## Requirement
All entries below need to be written out exactly, but without their pictures.

## Provided material
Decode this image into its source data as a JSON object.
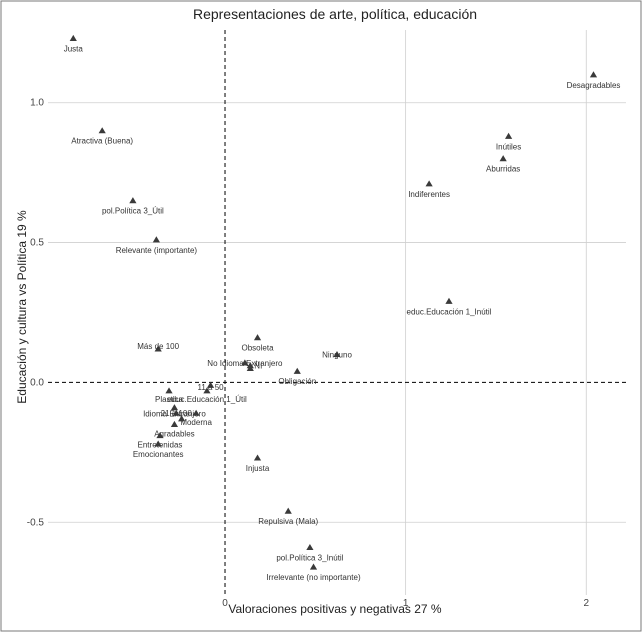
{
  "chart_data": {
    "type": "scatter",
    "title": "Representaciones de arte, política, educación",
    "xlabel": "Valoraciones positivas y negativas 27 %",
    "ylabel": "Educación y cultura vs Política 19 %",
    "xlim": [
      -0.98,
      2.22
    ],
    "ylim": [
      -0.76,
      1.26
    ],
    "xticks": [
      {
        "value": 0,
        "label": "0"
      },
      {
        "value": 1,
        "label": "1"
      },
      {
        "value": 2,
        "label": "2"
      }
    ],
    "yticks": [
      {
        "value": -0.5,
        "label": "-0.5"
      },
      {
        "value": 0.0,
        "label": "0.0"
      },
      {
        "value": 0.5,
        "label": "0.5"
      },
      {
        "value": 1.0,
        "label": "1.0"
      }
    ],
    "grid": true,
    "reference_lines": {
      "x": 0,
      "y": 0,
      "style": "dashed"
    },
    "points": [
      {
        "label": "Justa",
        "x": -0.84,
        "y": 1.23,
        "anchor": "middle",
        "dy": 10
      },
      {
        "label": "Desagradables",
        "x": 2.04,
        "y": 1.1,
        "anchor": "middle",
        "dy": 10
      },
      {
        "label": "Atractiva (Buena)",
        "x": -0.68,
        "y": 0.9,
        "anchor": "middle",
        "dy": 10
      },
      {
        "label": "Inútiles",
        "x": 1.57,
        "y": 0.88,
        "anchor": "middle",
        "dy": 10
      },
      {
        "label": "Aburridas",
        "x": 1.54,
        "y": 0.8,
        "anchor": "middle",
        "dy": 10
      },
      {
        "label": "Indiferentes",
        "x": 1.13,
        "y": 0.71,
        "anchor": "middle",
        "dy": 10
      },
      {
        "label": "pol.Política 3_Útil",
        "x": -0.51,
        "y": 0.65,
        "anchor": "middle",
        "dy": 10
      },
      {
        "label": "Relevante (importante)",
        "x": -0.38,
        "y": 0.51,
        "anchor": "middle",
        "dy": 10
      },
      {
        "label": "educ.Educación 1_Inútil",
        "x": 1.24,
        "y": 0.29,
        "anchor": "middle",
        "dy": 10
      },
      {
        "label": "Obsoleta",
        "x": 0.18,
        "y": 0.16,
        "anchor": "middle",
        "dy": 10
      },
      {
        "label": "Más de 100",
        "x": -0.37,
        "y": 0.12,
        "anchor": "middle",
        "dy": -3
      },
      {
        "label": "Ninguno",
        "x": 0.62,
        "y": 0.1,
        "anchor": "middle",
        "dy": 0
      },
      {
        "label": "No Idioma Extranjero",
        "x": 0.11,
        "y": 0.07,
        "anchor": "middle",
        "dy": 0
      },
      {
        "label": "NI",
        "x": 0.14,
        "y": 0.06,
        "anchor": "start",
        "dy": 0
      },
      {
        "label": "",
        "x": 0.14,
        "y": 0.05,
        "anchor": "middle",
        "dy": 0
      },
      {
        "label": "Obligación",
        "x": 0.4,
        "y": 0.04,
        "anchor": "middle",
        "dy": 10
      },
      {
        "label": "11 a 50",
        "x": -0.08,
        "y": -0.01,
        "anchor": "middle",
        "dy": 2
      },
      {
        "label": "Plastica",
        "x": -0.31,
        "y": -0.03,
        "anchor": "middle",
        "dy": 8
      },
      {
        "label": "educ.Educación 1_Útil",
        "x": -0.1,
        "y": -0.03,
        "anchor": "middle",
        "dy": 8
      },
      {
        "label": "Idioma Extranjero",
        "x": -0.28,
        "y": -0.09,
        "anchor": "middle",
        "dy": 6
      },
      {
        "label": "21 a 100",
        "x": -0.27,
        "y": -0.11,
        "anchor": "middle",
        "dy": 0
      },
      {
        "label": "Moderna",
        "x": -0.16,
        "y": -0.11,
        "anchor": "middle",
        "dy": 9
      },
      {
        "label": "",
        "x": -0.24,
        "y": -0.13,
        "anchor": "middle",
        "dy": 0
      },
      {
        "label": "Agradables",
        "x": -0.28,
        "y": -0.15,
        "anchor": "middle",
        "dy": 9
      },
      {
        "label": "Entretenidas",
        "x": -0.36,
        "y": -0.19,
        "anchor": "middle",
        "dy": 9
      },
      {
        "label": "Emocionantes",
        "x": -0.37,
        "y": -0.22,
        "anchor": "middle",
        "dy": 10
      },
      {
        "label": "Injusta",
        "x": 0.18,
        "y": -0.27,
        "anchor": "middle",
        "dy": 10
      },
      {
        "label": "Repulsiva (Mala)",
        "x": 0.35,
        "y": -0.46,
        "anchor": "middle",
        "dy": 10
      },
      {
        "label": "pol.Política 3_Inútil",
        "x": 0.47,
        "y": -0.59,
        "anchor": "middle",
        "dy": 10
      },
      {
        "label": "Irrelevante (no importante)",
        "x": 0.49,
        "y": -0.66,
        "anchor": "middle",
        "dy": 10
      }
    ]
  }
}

## The reply
Decode this image into its source data as a JSON object.
{
  "chart_data": {
    "type": "scatter",
    "title": "Representaciones de arte, política, educación",
    "xlabel": "Valoraciones positivas y negativas 27 %",
    "ylabel": "Educación y cultura vs Política 19 %",
    "xlim": [
      -0.98,
      2.22
    ],
    "ylim": [
      -0.76,
      1.26
    ],
    "xticks": [
      {
        "value": 0,
        "label": "0"
      },
      {
        "value": 1,
        "label": "1"
      },
      {
        "value": 2,
        "label": "2"
      }
    ],
    "yticks": [
      {
        "value": -0.5,
        "label": "-0.5"
      },
      {
        "value": 0.0,
        "label": "0.0"
      },
      {
        "value": 0.5,
        "label": "0.5"
      },
      {
        "value": 1.0,
        "label": "1.0"
      }
    ],
    "grid": true,
    "reference_lines": {
      "x": 0,
      "y": 0,
      "style": "dashed"
    },
    "points": [
      {
        "label": "Justa",
        "x": -0.84,
        "y": 1.23,
        "anchor": "middle",
        "dy": 10
      },
      {
        "label": "Desagradables",
        "x": 2.04,
        "y": 1.1,
        "anchor": "middle",
        "dy": 10
      },
      {
        "label": "Atractiva (Buena)",
        "x": -0.68,
        "y": 0.9,
        "anchor": "middle",
        "dy": 10
      },
      {
        "label": "Inútiles",
        "x": 1.57,
        "y": 0.88,
        "anchor": "middle",
        "dy": 10
      },
      {
        "label": "Aburridas",
        "x": 1.54,
        "y": 0.8,
        "anchor": "middle",
        "dy": 10
      },
      {
        "label": "Indiferentes",
        "x": 1.13,
        "y": 0.71,
        "anchor": "middle",
        "dy": 10
      },
      {
        "label": "pol.Política 3_Útil",
        "x": -0.51,
        "y": 0.65,
        "anchor": "middle",
        "dy": 10
      },
      {
        "label": "Relevante (importante)",
        "x": -0.38,
        "y": 0.51,
        "anchor": "middle",
        "dy": 10
      },
      {
        "label": "educ.Educación 1_Inútil",
        "x": 1.24,
        "y": 0.29,
        "anchor": "middle",
        "dy": 10
      },
      {
        "label": "Obsoleta",
        "x": 0.18,
        "y": 0.16,
        "anchor": "middle",
        "dy": 10
      },
      {
        "label": "Más de 100",
        "x": -0.37,
        "y": 0.12,
        "anchor": "middle",
        "dy": -3
      },
      {
        "label": "Ninguno",
        "x": 0.62,
        "y": 0.1,
        "anchor": "middle",
        "dy": 0
      },
      {
        "label": "No Idioma Extranjero",
        "x": 0.11,
        "y": 0.07,
        "anchor": "middle",
        "dy": 0
      },
      {
        "label": "NI",
        "x": 0.14,
        "y": 0.06,
        "anchor": "start",
        "dy": 0
      },
      {
        "label": "",
        "x": 0.14,
        "y": 0.05,
        "anchor": "middle",
        "dy": 0
      },
      {
        "label": "Obligación",
        "x": 0.4,
        "y": 0.04,
        "anchor": "middle",
        "dy": 10
      },
      {
        "label": "11 a 50",
        "x": -0.08,
        "y": -0.01,
        "anchor": "middle",
        "dy": 2
      },
      {
        "label": "Plastica",
        "x": -0.31,
        "y": -0.03,
        "anchor": "middle",
        "dy": 8
      },
      {
        "label": "educ.Educación 1_Útil",
        "x": -0.1,
        "y": -0.03,
        "anchor": "middle",
        "dy": 8
      },
      {
        "label": "Idioma Extranjero",
        "x": -0.28,
        "y": -0.09,
        "anchor": "middle",
        "dy": 6
      },
      {
        "label": "21 a 100",
        "x": -0.27,
        "y": -0.11,
        "anchor": "middle",
        "dy": 0
      },
      {
        "label": "Moderna",
        "x": -0.16,
        "y": -0.11,
        "anchor": "middle",
        "dy": 9
      },
      {
        "label": "",
        "x": -0.24,
        "y": -0.13,
        "anchor": "middle",
        "dy": 0
      },
      {
        "label": "Agradables",
        "x": -0.28,
        "y": -0.15,
        "anchor": "middle",
        "dy": 9
      },
      {
        "label": "Entretenidas",
        "x": -0.36,
        "y": -0.19,
        "anchor": "middle",
        "dy": 9
      },
      {
        "label": "Emocionantes",
        "x": -0.37,
        "y": -0.22,
        "anchor": "middle",
        "dy": 10
      },
      {
        "label": "Injusta",
        "x": 0.18,
        "y": -0.27,
        "anchor": "middle",
        "dy": 10
      },
      {
        "label": "Repulsiva (Mala)",
        "x": 0.35,
        "y": -0.46,
        "anchor": "middle",
        "dy": 10
      },
      {
        "label": "pol.Política 3_Inútil",
        "x": 0.47,
        "y": -0.59,
        "anchor": "middle",
        "dy": 10
      },
      {
        "label": "Irrelevante (no importante)",
        "x": 0.49,
        "y": -0.66,
        "anchor": "middle",
        "dy": 10
      }
    ]
  }
}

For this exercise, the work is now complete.